Exercise – Find each line with the string "title" and report it.

Given entries –
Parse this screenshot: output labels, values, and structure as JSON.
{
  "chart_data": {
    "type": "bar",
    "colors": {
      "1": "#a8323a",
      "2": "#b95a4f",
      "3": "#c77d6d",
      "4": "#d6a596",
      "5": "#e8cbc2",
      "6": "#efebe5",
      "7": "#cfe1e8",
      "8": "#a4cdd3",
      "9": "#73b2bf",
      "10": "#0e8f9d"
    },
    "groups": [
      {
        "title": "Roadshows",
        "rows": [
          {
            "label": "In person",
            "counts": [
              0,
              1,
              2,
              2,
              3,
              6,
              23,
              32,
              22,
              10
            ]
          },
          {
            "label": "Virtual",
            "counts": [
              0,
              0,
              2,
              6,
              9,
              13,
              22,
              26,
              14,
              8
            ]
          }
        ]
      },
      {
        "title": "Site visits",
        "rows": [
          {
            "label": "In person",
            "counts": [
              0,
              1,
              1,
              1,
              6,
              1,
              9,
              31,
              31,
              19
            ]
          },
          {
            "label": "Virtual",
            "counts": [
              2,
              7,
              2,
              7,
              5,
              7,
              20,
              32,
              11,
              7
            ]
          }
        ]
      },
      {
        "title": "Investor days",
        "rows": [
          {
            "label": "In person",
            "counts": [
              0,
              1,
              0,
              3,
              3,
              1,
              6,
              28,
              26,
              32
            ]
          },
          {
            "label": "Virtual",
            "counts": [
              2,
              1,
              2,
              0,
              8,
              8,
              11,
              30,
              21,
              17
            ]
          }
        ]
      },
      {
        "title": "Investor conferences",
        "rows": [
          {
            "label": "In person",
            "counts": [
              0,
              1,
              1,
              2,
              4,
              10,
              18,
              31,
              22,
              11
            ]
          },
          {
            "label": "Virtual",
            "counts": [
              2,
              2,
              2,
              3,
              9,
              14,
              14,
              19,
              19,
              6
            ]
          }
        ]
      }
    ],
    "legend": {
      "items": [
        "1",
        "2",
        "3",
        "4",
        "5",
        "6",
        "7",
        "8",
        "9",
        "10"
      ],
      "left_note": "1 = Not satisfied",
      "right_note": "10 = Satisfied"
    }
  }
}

---

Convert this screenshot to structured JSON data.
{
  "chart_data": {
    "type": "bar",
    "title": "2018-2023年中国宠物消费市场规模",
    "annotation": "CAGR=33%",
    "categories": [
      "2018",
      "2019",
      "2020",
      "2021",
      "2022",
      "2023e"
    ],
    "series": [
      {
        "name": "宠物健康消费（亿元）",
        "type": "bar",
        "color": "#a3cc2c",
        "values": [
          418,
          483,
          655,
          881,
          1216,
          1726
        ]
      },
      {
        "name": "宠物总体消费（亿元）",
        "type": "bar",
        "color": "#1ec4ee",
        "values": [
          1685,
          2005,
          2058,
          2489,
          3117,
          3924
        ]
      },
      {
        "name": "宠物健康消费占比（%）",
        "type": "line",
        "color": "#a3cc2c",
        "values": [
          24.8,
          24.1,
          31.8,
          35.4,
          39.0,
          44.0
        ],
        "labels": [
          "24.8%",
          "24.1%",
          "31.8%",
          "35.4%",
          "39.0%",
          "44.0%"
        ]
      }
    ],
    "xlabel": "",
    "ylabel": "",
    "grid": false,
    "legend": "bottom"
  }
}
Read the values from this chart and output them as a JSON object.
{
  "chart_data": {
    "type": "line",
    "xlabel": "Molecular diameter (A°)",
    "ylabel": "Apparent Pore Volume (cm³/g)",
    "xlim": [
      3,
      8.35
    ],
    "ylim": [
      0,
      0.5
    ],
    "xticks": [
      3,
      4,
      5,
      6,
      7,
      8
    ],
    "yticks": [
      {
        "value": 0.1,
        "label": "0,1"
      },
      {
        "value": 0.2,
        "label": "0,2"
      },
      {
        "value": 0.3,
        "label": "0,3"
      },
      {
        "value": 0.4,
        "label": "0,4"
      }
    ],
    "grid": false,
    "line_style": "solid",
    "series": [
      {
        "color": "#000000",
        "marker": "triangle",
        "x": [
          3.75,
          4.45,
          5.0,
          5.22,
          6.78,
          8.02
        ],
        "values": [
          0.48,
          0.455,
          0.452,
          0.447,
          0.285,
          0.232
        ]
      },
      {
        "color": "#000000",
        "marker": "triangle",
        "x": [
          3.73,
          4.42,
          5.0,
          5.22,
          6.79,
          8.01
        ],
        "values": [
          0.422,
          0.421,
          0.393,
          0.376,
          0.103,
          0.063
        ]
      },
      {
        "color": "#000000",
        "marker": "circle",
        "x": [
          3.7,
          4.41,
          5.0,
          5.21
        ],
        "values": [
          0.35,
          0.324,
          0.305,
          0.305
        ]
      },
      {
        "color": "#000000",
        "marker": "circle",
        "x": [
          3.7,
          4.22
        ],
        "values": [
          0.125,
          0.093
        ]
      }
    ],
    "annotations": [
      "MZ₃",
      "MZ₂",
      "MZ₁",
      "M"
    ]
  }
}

Final result –
        "title": "Roadshows",
        "title": "Site visits",
        "title": "Investor days",
        "title": "Investor conferences",
    "title": "2018-2023年中国宠物消费市场规模",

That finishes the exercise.